## [Task]
Report the count of lines holding "lain" in the records, with no other words.

## [Input rows]
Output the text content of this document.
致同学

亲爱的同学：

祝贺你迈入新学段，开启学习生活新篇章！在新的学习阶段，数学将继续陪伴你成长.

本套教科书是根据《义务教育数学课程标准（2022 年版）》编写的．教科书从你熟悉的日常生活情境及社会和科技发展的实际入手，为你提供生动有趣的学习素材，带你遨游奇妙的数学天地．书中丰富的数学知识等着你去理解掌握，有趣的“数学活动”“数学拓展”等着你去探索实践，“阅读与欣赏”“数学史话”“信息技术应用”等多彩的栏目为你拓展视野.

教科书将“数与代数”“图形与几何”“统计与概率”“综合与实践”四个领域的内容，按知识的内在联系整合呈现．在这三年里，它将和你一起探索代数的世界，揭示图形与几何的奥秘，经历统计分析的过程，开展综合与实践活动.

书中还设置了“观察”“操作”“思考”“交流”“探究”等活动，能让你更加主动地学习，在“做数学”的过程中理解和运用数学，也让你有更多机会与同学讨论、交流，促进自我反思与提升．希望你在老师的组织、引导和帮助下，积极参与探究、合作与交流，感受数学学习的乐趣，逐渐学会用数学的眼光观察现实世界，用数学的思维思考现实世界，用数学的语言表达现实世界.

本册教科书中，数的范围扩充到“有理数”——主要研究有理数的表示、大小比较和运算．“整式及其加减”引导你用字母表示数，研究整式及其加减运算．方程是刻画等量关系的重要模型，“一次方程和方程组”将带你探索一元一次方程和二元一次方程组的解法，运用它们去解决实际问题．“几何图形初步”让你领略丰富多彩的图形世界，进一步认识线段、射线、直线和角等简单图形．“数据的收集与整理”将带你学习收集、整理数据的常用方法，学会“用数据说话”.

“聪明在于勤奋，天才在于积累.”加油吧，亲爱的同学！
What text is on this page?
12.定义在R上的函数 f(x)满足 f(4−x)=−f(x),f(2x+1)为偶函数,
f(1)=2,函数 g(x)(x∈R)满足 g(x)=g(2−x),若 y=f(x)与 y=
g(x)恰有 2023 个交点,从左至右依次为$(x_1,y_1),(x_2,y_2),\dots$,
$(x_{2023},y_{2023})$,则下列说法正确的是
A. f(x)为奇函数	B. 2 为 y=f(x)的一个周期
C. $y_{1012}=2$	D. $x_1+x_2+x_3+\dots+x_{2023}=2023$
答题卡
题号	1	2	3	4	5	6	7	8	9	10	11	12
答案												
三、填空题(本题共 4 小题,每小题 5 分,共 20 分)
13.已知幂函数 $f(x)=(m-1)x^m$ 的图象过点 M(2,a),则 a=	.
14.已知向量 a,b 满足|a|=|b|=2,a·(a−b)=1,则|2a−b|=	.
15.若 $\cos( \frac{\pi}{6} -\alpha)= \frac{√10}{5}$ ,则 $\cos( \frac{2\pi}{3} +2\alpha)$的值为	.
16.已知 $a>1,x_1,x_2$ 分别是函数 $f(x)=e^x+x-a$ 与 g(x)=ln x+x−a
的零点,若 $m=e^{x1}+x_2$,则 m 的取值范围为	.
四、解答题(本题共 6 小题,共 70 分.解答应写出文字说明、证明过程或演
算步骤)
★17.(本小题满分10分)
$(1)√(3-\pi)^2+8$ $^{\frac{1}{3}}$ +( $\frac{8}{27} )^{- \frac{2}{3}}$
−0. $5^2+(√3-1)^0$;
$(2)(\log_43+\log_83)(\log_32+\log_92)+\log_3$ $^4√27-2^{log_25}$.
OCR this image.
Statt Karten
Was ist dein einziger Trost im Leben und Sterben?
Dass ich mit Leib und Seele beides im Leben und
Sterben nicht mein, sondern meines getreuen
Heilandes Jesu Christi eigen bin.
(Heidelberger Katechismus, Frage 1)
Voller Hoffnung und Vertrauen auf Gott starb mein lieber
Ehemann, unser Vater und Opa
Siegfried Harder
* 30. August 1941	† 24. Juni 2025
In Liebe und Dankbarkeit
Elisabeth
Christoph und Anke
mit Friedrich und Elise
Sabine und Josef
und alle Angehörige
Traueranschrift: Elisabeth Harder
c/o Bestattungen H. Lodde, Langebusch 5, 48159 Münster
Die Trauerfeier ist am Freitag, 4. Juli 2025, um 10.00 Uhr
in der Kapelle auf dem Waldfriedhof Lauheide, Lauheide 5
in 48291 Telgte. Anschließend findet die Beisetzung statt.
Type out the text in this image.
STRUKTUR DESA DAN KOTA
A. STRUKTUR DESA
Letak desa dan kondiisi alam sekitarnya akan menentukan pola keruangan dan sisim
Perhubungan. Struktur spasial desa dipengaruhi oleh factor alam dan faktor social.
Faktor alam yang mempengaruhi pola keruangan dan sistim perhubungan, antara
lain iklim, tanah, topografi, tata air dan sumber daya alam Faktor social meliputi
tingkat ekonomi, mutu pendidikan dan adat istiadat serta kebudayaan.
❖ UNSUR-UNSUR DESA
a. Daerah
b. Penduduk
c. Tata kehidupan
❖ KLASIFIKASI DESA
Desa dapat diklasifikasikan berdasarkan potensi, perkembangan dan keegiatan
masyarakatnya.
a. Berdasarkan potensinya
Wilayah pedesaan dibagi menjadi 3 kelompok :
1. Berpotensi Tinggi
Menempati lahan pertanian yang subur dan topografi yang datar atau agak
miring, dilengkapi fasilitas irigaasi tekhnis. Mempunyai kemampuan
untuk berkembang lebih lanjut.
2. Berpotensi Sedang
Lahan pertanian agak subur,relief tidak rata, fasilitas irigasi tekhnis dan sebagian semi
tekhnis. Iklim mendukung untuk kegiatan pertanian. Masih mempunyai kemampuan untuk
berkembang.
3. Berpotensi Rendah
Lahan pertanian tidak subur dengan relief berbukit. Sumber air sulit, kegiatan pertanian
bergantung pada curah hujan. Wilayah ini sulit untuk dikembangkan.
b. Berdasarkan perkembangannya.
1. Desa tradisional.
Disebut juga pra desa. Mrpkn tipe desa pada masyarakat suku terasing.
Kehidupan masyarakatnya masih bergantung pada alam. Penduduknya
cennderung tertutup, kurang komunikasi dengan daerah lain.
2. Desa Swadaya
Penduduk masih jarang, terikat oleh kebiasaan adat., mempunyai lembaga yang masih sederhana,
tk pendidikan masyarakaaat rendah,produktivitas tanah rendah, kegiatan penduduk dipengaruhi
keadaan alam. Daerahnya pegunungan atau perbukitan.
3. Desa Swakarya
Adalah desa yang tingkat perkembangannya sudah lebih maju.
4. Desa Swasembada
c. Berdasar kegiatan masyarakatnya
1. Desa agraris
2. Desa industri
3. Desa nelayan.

## [Answer to this task]
2